_WORK INSTRUCTIONS_
Search the data for the word "this" and copy every line that contains it.

[START OF RECORD SET]

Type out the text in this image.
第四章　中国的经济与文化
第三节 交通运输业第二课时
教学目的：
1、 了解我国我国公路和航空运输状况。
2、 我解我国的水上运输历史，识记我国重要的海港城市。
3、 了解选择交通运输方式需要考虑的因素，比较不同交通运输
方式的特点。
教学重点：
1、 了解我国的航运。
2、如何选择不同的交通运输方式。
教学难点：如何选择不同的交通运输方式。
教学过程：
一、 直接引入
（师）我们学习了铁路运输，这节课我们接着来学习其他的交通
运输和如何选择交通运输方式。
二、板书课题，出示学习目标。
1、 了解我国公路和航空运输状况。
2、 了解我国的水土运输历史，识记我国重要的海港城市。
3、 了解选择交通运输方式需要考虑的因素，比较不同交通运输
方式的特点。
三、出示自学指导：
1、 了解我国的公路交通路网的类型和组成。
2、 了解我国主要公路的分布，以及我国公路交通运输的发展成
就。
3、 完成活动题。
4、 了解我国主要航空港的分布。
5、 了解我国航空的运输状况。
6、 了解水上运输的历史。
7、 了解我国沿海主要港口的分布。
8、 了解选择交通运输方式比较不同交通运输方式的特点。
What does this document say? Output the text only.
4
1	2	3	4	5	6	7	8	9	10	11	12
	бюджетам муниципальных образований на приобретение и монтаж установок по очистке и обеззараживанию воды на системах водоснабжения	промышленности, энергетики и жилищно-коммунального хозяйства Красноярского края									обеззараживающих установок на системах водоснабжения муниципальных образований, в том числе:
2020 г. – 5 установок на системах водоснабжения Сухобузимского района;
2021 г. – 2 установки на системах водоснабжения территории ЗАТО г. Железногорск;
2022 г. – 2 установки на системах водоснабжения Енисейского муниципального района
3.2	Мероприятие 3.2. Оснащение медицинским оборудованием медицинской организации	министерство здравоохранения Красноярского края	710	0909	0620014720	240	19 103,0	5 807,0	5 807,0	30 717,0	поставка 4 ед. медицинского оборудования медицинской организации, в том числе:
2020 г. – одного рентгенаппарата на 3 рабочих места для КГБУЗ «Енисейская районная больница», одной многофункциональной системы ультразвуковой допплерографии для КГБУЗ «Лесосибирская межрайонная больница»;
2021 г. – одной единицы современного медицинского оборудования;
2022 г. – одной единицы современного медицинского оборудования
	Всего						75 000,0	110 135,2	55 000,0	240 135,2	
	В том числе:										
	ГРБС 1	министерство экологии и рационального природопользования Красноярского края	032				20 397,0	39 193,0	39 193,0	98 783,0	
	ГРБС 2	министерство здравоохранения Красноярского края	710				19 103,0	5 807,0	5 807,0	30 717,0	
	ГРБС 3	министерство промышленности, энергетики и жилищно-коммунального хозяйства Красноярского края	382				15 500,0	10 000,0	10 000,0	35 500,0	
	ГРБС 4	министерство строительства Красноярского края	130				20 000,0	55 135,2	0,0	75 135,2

[END OF RECORD SET]

_FINAL RESULT_
Type out the text in this image.
What does this document say? Output the text only.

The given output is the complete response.